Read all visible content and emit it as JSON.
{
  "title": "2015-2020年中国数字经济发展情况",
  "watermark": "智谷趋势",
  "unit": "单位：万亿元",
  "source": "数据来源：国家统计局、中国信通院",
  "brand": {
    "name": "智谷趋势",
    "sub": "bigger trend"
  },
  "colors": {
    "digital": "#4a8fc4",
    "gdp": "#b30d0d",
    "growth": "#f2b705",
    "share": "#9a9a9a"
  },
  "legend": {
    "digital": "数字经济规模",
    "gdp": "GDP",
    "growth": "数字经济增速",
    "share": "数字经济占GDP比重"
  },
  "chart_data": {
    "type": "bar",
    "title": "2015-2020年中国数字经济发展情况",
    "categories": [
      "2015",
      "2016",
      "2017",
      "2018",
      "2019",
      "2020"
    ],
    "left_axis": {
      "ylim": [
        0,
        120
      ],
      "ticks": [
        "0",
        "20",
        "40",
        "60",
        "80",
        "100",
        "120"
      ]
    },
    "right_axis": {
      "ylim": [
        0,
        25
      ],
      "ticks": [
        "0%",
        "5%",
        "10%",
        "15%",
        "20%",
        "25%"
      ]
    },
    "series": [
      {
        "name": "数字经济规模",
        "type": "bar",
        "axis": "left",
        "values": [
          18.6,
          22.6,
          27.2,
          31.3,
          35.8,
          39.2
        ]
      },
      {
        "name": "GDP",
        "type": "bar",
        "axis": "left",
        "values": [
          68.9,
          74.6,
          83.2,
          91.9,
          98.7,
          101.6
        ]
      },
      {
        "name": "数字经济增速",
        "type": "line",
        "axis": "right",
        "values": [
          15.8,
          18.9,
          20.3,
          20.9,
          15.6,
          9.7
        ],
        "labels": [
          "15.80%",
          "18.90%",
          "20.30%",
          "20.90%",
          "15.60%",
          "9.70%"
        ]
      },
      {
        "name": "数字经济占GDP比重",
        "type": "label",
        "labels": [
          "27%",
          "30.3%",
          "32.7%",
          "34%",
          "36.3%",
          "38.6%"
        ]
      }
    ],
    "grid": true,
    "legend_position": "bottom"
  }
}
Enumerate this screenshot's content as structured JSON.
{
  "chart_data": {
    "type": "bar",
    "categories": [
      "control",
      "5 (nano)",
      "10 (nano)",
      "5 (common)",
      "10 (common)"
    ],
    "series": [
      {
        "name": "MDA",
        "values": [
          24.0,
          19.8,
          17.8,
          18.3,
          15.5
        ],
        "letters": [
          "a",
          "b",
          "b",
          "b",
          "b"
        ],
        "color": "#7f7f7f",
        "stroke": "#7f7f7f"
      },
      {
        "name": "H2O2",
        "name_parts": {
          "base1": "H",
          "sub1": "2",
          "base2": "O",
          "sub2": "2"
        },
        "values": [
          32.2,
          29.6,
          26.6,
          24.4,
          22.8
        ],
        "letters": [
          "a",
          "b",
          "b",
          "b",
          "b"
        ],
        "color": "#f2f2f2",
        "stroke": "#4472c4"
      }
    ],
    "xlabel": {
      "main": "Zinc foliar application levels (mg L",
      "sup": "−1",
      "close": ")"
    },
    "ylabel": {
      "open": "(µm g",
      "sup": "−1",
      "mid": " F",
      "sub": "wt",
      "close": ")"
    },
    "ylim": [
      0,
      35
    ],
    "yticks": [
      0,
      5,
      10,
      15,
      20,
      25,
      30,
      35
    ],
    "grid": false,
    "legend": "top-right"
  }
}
****************
Short exercise
Retype all the material above precisely, with no line left out.

Exercise response
Read all visible content and emit it as JSON.
{
  "title": "2015-2020年中国数字经济发展情况",
  "watermark": "智谷趋势",
  "unit": "单位：万亿元",
  "source": "数据来源：国家统计局、中国信通院",
  "brand": {
    "name": "智谷趋势",
    "sub": "bigger trend"
  },
  "colors": {
    "digital": "#4a8fc4",
    "gdp": "#b30d0d",
    "growth": "#f2b705",
    "share": "#9a9a9a"
  },
  "legend": {
    "digital": "数字经济规模",
    "gdp": "GDP",
    "growth": "数字经济增速",
    "share": "数字经济占GDP比重"
  },
  "chart_data": {
    "type": "bar",
    "title": "2015-2020年中国数字经济发展情况",
    "categories": [
      "2015",
      "2016",
      "2017",
      "2018",
      "2019",
      "2020"
    ],
    "left_axis": {
      "ylim": [
        0,
        120
      ],
      "ticks": [
        "0",
        "20",
        "40",
        "60",
        "80",
        "100",
        "120"
      ]
    },
    "right_axis": {
      "ylim": [
        0,
        25
      ],
      "ticks": [
        "0%",
        "5%",
        "10%",
        "15%",
        "20%",
        "25%"
      ]
    },
    "series": [
      {
        "name": "数字经济规模",
        "type": "bar",
        "axis": "left",
        "values": [
          18.6,
          22.6,
          27.2,
          31.3,
          35.8,
          39.2
        ]
      },
      {
        "name": "GDP",
        "type": "bar",
        "axis": "left",
        "values": [
          68.9,
          74.6,
          83.2,
          91.9,
          98.7,
          101.6
        ]
      },
      {
        "name": "数字经济增速",
        "type": "line",
        "axis": "right",
        "values": [
          15.8,
          18.9,
          20.3,
          20.9,
          15.6,
          9.7
        ],
        "labels": [
          "15.80%",
          "18.90%",
          "20.30%",
          "20.90%",
          "15.60%",
          "9.70%"
        ]
      },
      {
        "name": "数字经济占GDP比重",
        "type": "label",
        "labels": [
          "27%",
          "30.3%",
          "32.7%",
          "34%",
          "36.3%",
          "38.6%"
        ]
      }
    ],
    "grid": true,
    "legend_position": "bottom"
  }
}
Enumerate this screenshot's content as structured JSON.
{
  "chart_data": {
    "type": "bar",
    "categories": [
      "control",
      "5 (nano)",
      "10 (nano)",
      "5 (common)",
      "10 (common)"
    ],
    "series": [
      {
        "name": "MDA",
        "values": [
          24.0,
          19.8,
          17.8,
          18.3,
          15.5
        ],
        "letters": [
          "a",
          "b",
          "b",
          "b",
          "b"
        ],
        "color": "#7f7f7f",
        "stroke": "#7f7f7f"
      },
      {
        "name": "H2O2",
        "name_parts": {
          "base1": "H",
          "sub1": "2",
          "base2": "O",
          "sub2": "2"
        },
        "values": [
          32.2,
          29.6,
          26.6,
          24.4,
          22.8
        ],
        "letters": [
          "a",
          "b",
          "b",
          "b",
          "b"
        ],
        "color": "#f2f2f2",
        "stroke": "#4472c4"
      }
    ],
    "xlabel": {
      "main": "Zinc foliar application levels (mg L",
      "sup": "−1",
      "close": ")"
    },
    "ylabel": {
      "open": "(µm g",
      "sup": "−1",
      "mid": " F",
      "sub": "wt",
      "close": ")"
    },
    "ylim": [
      0,
      35
    ],
    "yticks": [
      0,
      5,
      10,
      15,
      20,
      25,
      30,
      35
    ],
    "grid": false,
    "legend": "top-right"
  }
}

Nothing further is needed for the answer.